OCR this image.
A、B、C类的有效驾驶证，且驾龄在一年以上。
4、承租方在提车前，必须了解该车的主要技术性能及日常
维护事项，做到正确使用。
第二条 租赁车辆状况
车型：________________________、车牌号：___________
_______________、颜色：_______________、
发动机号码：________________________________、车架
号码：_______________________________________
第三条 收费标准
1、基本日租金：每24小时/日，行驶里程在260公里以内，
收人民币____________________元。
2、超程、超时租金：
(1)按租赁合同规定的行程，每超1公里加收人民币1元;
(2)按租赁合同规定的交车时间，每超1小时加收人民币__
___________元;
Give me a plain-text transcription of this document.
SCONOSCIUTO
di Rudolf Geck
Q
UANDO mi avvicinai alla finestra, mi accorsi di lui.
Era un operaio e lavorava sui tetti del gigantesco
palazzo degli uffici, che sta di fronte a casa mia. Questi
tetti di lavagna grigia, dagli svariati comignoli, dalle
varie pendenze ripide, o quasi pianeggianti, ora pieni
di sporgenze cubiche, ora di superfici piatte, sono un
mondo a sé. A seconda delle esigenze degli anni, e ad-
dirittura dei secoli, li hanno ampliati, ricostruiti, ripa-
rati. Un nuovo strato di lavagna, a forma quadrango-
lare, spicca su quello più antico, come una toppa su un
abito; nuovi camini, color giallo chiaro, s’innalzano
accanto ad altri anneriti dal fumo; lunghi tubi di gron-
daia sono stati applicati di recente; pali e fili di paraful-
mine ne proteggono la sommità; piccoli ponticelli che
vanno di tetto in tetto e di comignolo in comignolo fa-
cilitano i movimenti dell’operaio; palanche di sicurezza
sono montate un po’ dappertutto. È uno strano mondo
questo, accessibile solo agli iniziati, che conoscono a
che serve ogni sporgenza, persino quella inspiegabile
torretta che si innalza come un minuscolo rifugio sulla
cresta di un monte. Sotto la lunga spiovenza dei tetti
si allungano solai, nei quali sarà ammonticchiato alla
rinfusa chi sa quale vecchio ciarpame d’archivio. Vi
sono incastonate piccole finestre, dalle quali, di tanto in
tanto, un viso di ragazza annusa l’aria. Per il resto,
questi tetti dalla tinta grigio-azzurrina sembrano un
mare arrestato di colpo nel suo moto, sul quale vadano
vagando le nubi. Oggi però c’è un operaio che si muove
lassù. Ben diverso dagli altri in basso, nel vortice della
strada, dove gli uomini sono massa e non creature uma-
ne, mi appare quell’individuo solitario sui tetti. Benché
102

+ + + +

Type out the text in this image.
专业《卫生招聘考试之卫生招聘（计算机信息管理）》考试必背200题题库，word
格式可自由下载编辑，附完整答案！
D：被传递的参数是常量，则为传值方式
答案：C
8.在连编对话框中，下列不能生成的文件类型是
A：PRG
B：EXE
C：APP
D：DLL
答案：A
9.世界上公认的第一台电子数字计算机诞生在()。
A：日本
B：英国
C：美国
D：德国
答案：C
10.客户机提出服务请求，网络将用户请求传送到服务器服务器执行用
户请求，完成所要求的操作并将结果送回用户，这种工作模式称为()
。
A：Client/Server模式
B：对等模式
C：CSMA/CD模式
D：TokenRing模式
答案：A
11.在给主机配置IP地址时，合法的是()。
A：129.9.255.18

+ + + +

Task goal: From the records given above, copy all lines containing "image".

Finished task:
OCR this image.
Type out the text in this image.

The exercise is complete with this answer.